▶ Work to be completed:
Extract the text of each entry below exactly, leaving every image behind.

#### Provided data

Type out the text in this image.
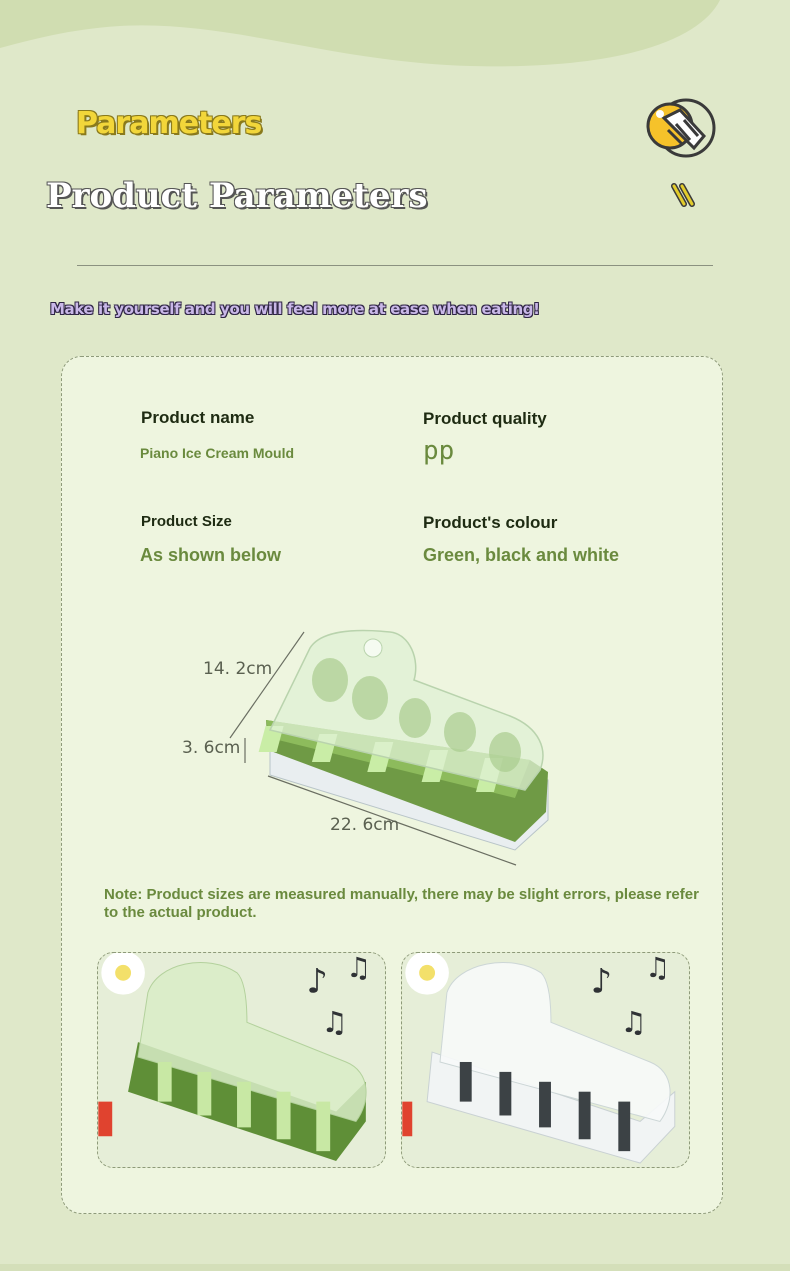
Parameters
Product Parameters
Make it yourself and you will feel more at ease when eating!
Product name
Piano Ice Cream Mould
Product quality
pp
Product Size
As shown below
Product's colour
Green, black and white
14. 2cm
3. 6cm
22. 6cm
Note: Product sizes are measured manually, there may be slight errors, please refer to the actual product.
♪ ♫
♫
♪ ♫
♫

########

▶ Output of the exercise:
Type out the text in this image.
Parameters
Product Parameters
Make it yourself and you will feel more at ease when eating!
Product name
Piano Ice Cream Mould
Product quality
pp
Product Size
As shown below
Product's colour
Green, black and white
14. 2cm
3. 6cm
22. 6cm
Note: Product sizes are measured manually, there may be slight errors, please refer to the actual product.
♪ ♫
♫
♪ ♫
♫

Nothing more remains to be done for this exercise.